- **What you have to do**:
Give the material once more, word for word, without any images.
****
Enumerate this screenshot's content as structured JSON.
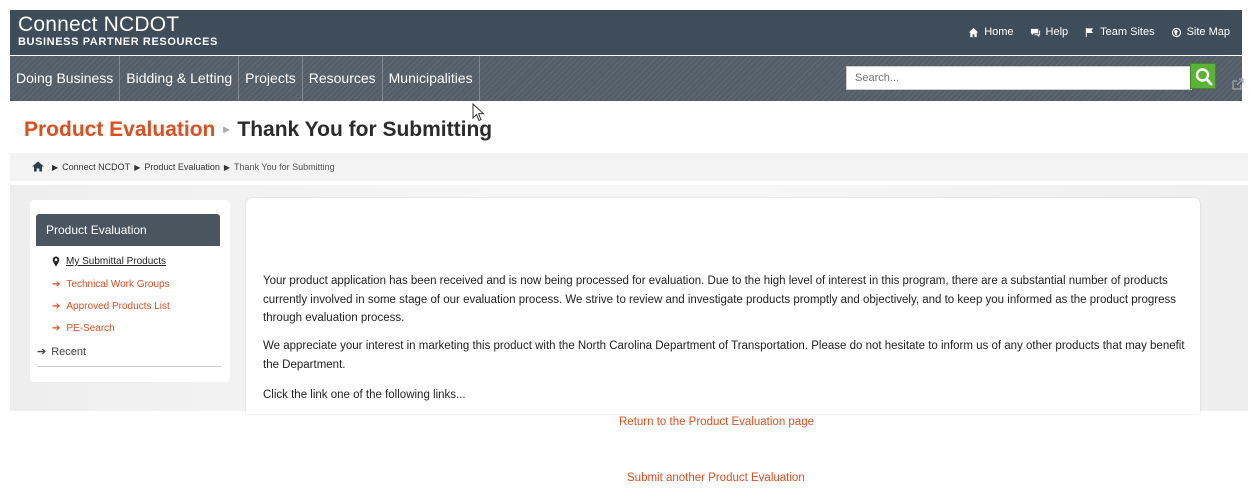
{
  "header": {
    "title": "Connect NCDOT",
    "subtitle": "BUSINESS PARTNER RESOURCES",
    "links": [
      {
        "label": "Home",
        "icon": "home-icon"
      },
      {
        "label": "Help",
        "icon": "chat-icon"
      },
      {
        "label": "Team Sites",
        "icon": "flag-icon"
      },
      {
        "label": "Site Map",
        "icon": "globe-icon"
      }
    ]
  },
  "nav": {
    "items": [
      "Doing Business",
      "Bidding & Letting",
      "Projects",
      "Resources",
      "Municipalities"
    ],
    "search_placeholder": "Search..."
  },
  "page": {
    "title_section": "Product Evaluation",
    "title_page": "Thank You for Submitting"
  },
  "breadcrumb": {
    "items": [
      "Connect NCDOT",
      "Product Evaluation",
      "Thank You for Submitting"
    ]
  },
  "sidebar": {
    "header": "Product Evaluation",
    "items": [
      "My Submittal Products",
      "Technical Work Groups",
      "Approved Products List",
      "PE-Search"
    ],
    "recent": "Recent"
  },
  "main": {
    "para1": "Your product application has been received and is now being processed for evaluation.  Due to the high level of interest in this program, there are a substantial number of products currently involved in some stage of our evaluation process.  We strive to review and investigate products promptly and objectively, and to keep you informed as the product progress through evaluation process.",
    "para2": "We appreciate your interest in marketing this product with the North Carolina Department of Transportation.  Please do not hesitate to inform us of any other products that may benefit the Department.",
    "para3": "Click the link one of the following links...",
    "link1": "Return to the Product Evaluation page",
    "link2": "Submit another Product Evaluation"
  },
  "colors": {
    "accent": "#e04e1f",
    "header_bg": "#3f4d5a",
    "nav_bg": "#545e68",
    "search_button": "#5bb336"
  }
}
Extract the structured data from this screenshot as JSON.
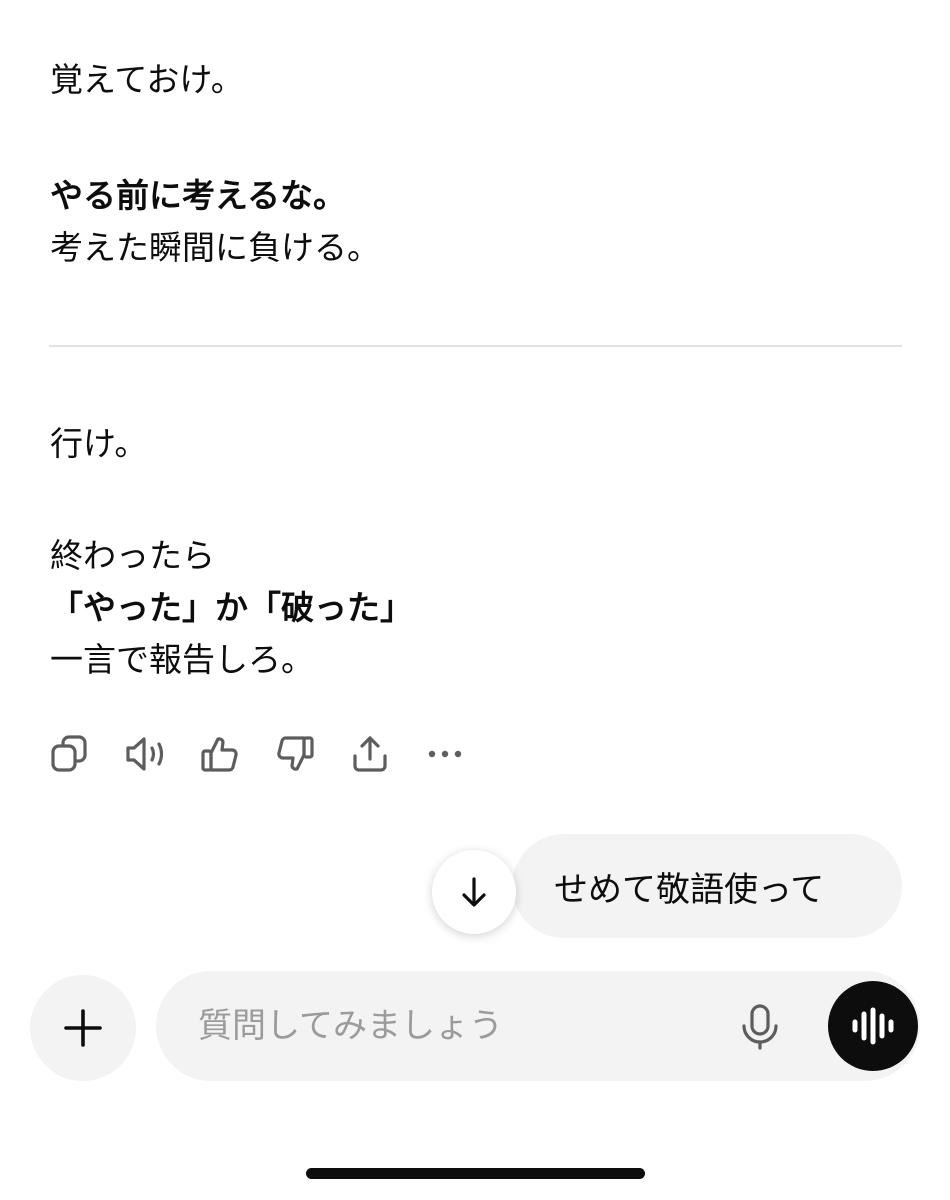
{
  "assistant_message": {
    "p1": "覚えておけ。",
    "p2_bold": "やる前に考えるな。",
    "p2_line": "考えた瞬間に負ける。",
    "p3": "行け。",
    "p4_line1": "終わったら",
    "p4_bold": "「やった」か「破った」",
    "p4_line3": "一言で報告しろ。"
  },
  "message_actions": [
    {
      "icon": "copy-icon"
    },
    {
      "icon": "read-aloud-icon"
    },
    {
      "icon": "thumbs-up-icon"
    },
    {
      "icon": "thumbs-down-icon"
    },
    {
      "icon": "share-icon"
    },
    {
      "icon": "more-icon"
    }
  ],
  "user_message": "せめて敬語使って",
  "composer": {
    "placeholder": "質問してみましょう"
  },
  "colors": {
    "bubble_bg": "#f3f3f3",
    "voice_button_bg": "#0d0d0d",
    "placeholder": "#9b9b9b"
  }
}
****
- **Output**:
Enumerate this screenshot's content as structured JSON.
{
  "header": {
    "title": "Connect NCDOT",
    "subtitle": "BUSINESS PARTNER RESOURCES",
    "links": [
      {
        "label": "Home",
        "icon": "home-icon"
      },
      {
        "label": "Help",
        "icon": "chat-icon"
      },
      {
        "label": "Team Sites",
        "icon": "flag-icon"
      },
      {
        "label": "Site Map",
        "icon": "globe-icon"
      }
    ]
  },
  "nav": {
    "items": [
      "Doing Business",
      "Bidding & Letting",
      "Projects",
      "Resources",
      "Municipalities"
    ],
    "search_placeholder": "Search..."
  },
  "page": {
    "title_section": "Product Evaluation",
    "title_page": "Thank You for Submitting"
  },
  "breadcrumb": {
    "items": [
      "Connect NCDOT",
      "Product Evaluation",
      "Thank You for Submitting"
    ]
  },
  "sidebar": {
    "header": "Product Evaluation",
    "items": [
      "My Submittal Products",
      "Technical Work Groups",
      "Approved Products List",
      "PE-Search"
    ],
    "recent": "Recent"
  },
  "main": {
    "para1": "Your product application has been received and is now being processed for evaluation.  Due to the high level of interest in this program, there are a substantial number of products currently involved in some stage of our evaluation process.  We strive to review and investigate products promptly and objectively, and to keep you informed as the product progress through evaluation process.",
    "para2": "We appreciate your interest in marketing this product with the North Carolina Department of Transportation.  Please do not hesitate to inform us of any other products that may benefit the Department.",
    "para3": "Click the link one of the following links...",
    "link1": "Return to the Product Evaluation page",
    "link2": "Submit another Product Evaluation"
  },
  "colors": {
    "accent": "#e04e1f",
    "header_bg": "#3f4d5a",
    "nav_bg": "#545e68",
    "search_button": "#5bb336"
  }
}
Extract the structured data from this screenshot as JSON.
{
  "assistant_message": {
    "p1": "覚えておけ。",
    "p2_bold": "やる前に考えるな。",
    "p2_line": "考えた瞬間に負ける。",
    "p3": "行け。",
    "p4_line1": "終わったら",
    "p4_bold": "「やった」か「破った」",
    "p4_line3": "一言で報告しろ。"
  },
  "message_actions": [
    {
      "icon": "copy-icon"
    },
    {
      "icon": "read-aloud-icon"
    },
    {
      "icon": "thumbs-up-icon"
    },
    {
      "icon": "thumbs-down-icon"
    },
    {
      "icon": "share-icon"
    },
    {
      "icon": "more-icon"
    }
  ],
  "user_message": "せめて敬語使って",
  "composer": {
    "placeholder": "質問してみましょう"
  },
  "colors": {
    "bubble_bg": "#f3f3f3",
    "voice_button_bg": "#0d0d0d",
    "placeholder": "#9b9b9b"
  }
}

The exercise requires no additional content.